Aim of the task:
Your answer should be only a number: how many lines include the word "Learning".

Exercise material:
* BEGIN *
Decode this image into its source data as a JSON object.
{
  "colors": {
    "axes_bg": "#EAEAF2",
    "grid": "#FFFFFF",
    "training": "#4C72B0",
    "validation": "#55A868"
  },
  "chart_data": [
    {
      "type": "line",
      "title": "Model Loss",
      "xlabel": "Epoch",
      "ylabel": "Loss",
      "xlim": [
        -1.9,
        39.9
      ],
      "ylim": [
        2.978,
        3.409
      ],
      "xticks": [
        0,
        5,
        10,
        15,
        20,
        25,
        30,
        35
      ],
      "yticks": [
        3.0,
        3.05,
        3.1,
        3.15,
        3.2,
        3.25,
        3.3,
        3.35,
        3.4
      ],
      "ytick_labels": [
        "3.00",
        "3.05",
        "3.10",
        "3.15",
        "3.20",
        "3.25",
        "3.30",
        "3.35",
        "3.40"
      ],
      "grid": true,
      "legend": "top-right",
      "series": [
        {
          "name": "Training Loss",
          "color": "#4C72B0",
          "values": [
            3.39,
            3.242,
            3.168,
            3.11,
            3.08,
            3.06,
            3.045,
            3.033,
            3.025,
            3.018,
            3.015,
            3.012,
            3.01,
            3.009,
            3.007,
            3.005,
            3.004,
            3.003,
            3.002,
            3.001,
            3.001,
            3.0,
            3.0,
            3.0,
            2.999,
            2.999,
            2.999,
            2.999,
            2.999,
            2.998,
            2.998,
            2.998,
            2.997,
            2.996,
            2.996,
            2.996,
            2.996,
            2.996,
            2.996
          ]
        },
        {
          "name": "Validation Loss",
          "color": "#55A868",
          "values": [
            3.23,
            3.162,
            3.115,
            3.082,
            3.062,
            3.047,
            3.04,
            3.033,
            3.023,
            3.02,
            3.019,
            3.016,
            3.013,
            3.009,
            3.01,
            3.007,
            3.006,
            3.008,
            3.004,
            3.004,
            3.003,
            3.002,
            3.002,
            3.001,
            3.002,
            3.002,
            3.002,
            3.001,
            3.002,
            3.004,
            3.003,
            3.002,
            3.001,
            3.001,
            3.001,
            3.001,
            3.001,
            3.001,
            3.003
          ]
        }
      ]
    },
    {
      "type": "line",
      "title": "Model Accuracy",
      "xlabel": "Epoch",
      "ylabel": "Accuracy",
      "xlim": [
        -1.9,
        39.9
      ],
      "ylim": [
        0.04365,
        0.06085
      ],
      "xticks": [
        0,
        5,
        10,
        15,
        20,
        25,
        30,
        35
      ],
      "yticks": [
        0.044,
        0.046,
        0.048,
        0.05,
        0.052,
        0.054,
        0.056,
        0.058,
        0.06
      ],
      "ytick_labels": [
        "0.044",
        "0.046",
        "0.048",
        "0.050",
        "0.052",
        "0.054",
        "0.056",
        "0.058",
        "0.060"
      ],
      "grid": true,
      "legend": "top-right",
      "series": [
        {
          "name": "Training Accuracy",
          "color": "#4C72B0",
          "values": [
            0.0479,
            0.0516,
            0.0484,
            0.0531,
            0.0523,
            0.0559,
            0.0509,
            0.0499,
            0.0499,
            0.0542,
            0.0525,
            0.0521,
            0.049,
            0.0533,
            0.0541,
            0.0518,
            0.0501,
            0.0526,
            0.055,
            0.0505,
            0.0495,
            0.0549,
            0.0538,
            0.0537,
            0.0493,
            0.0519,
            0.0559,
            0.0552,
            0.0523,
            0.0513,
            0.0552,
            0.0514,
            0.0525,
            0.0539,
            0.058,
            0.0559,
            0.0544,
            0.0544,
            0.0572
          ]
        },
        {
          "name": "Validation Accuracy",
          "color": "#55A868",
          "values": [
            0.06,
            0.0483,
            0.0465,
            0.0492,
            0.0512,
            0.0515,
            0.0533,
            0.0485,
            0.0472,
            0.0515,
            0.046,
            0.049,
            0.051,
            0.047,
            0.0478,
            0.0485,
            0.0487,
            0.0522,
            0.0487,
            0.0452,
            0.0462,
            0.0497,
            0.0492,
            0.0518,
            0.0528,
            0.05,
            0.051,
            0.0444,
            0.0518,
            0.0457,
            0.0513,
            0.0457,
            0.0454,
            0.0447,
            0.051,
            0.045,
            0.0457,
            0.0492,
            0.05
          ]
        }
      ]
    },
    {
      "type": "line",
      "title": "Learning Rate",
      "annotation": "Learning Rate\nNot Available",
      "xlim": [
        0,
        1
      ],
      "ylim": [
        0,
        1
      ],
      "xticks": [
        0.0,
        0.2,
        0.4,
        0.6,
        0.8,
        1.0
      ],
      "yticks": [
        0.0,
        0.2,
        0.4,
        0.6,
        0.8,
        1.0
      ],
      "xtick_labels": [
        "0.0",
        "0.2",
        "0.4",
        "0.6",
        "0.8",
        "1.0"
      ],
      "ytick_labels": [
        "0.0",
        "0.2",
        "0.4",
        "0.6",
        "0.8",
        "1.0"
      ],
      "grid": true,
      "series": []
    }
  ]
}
* END *
Task result:
2